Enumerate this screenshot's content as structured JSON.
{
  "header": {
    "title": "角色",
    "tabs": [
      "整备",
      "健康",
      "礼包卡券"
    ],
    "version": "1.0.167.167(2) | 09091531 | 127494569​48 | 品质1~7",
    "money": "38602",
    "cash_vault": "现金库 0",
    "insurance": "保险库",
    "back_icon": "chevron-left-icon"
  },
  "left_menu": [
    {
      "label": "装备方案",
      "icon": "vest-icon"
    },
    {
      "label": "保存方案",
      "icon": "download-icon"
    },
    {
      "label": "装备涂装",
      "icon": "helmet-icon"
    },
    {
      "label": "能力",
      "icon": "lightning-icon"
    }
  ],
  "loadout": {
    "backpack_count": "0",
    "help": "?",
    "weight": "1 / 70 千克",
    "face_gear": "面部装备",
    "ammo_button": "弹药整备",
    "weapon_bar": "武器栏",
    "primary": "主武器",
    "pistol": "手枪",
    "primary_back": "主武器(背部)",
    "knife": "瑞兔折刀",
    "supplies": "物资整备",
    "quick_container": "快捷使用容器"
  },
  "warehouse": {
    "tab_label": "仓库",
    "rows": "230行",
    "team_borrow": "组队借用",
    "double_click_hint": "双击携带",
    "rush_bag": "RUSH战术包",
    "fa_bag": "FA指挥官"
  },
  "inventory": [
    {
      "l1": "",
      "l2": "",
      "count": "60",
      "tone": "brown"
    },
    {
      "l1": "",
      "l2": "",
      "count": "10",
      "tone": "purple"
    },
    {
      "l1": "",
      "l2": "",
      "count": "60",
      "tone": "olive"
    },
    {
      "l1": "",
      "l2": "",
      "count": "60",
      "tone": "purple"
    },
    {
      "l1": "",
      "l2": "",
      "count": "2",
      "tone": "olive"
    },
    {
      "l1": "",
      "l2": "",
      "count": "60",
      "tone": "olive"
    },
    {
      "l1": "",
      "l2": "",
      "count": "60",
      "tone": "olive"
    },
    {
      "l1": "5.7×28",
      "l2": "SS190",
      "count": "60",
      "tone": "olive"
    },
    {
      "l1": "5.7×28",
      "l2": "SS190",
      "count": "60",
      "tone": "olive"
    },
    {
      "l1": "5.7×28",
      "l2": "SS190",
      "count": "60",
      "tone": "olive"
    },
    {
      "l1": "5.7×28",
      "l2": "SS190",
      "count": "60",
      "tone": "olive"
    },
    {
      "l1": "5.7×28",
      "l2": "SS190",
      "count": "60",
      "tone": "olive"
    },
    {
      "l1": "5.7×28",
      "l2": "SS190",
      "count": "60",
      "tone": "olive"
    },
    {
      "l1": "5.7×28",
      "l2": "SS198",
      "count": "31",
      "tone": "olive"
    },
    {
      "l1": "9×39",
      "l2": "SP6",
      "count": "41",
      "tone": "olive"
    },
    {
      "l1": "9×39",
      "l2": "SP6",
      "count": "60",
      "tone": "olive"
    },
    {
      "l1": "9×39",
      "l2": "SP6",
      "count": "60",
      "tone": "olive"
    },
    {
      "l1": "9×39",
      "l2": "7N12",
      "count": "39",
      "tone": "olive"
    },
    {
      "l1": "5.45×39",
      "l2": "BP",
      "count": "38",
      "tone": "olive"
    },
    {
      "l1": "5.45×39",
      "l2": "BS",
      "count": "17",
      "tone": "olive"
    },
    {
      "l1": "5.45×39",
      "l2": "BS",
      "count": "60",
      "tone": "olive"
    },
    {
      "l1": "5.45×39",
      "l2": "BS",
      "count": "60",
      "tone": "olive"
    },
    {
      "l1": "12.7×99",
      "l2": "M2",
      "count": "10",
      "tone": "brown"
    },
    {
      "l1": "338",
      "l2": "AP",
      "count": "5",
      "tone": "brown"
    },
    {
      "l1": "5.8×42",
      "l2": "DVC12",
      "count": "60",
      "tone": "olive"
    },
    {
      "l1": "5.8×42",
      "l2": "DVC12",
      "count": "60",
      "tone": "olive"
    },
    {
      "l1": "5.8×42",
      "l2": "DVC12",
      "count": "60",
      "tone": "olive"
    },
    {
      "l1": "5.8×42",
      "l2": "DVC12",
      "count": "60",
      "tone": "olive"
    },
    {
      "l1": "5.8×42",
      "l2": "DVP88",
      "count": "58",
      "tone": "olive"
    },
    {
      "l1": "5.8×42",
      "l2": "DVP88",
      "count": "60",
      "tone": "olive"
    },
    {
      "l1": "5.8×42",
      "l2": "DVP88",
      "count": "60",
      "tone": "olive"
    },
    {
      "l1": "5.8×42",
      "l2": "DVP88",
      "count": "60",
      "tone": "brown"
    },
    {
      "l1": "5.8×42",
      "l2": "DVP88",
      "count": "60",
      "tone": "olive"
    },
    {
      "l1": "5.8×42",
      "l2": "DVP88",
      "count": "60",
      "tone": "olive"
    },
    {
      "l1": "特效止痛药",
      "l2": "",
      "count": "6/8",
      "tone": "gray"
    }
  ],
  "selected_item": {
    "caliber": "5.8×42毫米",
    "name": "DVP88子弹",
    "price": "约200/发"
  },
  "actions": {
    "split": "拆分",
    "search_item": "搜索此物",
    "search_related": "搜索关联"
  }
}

.....

**Stated exercise:** Copy every line of the material, please, keeping it exactly the same.

**Task answer:**
Enumerate this screenshot's content as structured JSON.
{
  "header": {
    "title": "角色",
    "tabs": [
      "整备",
      "健康",
      "礼包卡券"
    ],
    "version": "1.0.167.167(2) | 09091531 | 127494569​48 | 品质1~7",
    "money": "38602",
    "cash_vault": "现金库 0",
    "insurance": "保险库",
    "back_icon": "chevron-left-icon"
  },
  "left_menu": [
    {
      "label": "装备方案",
      "icon": "vest-icon"
    },
    {
      "label": "保存方案",
      "icon": "download-icon"
    },
    {
      "label": "装备涂装",
      "icon": "helmet-icon"
    },
    {
      "label": "能力",
      "icon": "lightning-icon"
    }
  ],
  "loadout": {
    "backpack_count": "0",
    "help": "?",
    "weight": "1 / 70 千克",
    "face_gear": "面部装备",
    "ammo_button": "弹药整备",
    "weapon_bar": "武器栏",
    "primary": "主武器",
    "pistol": "手枪",
    "primary_back": "主武器(背部)",
    "knife": "瑞兔折刀",
    "supplies": "物资整备",
    "quick_container": "快捷使用容器"
  },
  "warehouse": {
    "tab_label": "仓库",
    "rows": "230行",
    "team_borrow": "组队借用",
    "double_click_hint": "双击携带",
    "rush_bag": "RUSH战术包",
    "fa_bag": "FA指挥官"
  },
  "inventory": [
    {
      "l1": "",
      "l2": "",
      "count": "60",
      "tone": "brown"
    },
    {
      "l1": "",
      "l2": "",
      "count": "10",
      "tone": "purple"
    },
    {
      "l1": "",
      "l2": "",
      "count": "60",
      "tone": "olive"
    },
    {
      "l1": "",
      "l2": "",
      "count": "60",
      "tone": "purple"
    },
    {
      "l1": "",
      "l2": "",
      "count": "2",
      "tone": "olive"
    },
    {
      "l1": "",
      "l2": "",
      "count": "60",
      "tone": "olive"
    },
    {
      "l1": "",
      "l2": "",
      "count": "60",
      "tone": "olive"
    },
    {
      "l1": "5.7×28",
      "l2": "SS190",
      "count": "60",
      "tone": "olive"
    },
    {
      "l1": "5.7×28",
      "l2": "SS190",
      "count": "60",
      "tone": "olive"
    },
    {
      "l1": "5.7×28",
      "l2": "SS190",
      "count": "60",
      "tone": "olive"
    },
    {
      "l1": "5.7×28",
      "l2": "SS190",
      "count": "60",
      "tone": "olive"
    },
    {
      "l1": "5.7×28",
      "l2": "SS190",
      "count": "60",
      "tone": "olive"
    },
    {
      "l1": "5.7×28",
      "l2": "SS190",
      "count": "60",
      "tone": "olive"
    },
    {
      "l1": "5.7×28",
      "l2": "SS198",
      "count": "31",
      "tone": "olive"
    },
    {
      "l1": "9×39",
      "l2": "SP6",
      "count": "41",
      "tone": "olive"
    },
    {
      "l1": "9×39",
      "l2": "SP6",
      "count": "60",
      "tone": "olive"
    },
    {
      "l1": "9×39",
      "l2": "SP6",
      "count": "60",
      "tone": "olive"
    },
    {
      "l1": "9×39",
      "l2": "7N12",
      "count": "39",
      "tone": "olive"
    },
    {
      "l1": "5.45×39",
      "l2": "BP",
      "count": "38",
      "tone": "olive"
    },
    {
      "l1": "5.45×39",
      "l2": "BS",
      "count": "17",
      "tone": "olive"
    },
    {
      "l1": "5.45×39",
      "l2": "BS",
      "count": "60",
      "tone": "olive"
    },
    {
      "l1": "5.45×39",
      "l2": "BS",
      "count": "60",
      "tone": "olive"
    },
    {
      "l1": "12.7×99",
      "l2": "M2",
      "count": "10",
      "tone": "brown"
    },
    {
      "l1": "338",
      "l2": "AP",
      "count": "5",
      "tone": "brown"
    },
    {
      "l1": "5.8×42",
      "l2": "DVC12",
      "count": "60",
      "tone": "olive"
    },
    {
      "l1": "5.8×42",
      "l2": "DVC12",
      "count": "60",
      "tone": "olive"
    },
    {
      "l1": "5.8×42",
      "l2": "DVC12",
      "count": "60",
      "tone": "olive"
    },
    {
      "l1": "5.8×42",
      "l2": "DVC12",
      "count": "60",
      "tone": "olive"
    },
    {
      "l1": "5.8×42",
      "l2": "DVP88",
      "count": "58",
      "tone": "olive"
    },
    {
      "l1": "5.8×42",
      "l2": "DVP88",
      "count": "60",
      "tone": "olive"
    },
    {
      "l1": "5.8×42",
      "l2": "DVP88",
      "count": "60",
      "tone": "olive"
    },
    {
      "l1": "5.8×42",
      "l2": "DVP88",
      "count": "60",
      "tone": "brown"
    },
    {
      "l1": "5.8×42",
      "l2": "DVP88",
      "count": "60",
      "tone": "olive"
    },
    {
      "l1": "5.8×42",
      "l2": "DVP88",
      "count": "60",
      "tone": "olive"
    },
    {
      "l1": "特效止痛药",
      "l2": "",
      "count": "6/8",
      "tone": "gray"
    }
  ],
  "selected_item": {
    "caliber": "5.8×42毫米",
    "name": "DVP88子弹",
    "price": "约200/发"
  },
  "actions": {
    "split": "拆分",
    "search_item": "搜索此物",
    "search_related": "搜索关联"
  }
}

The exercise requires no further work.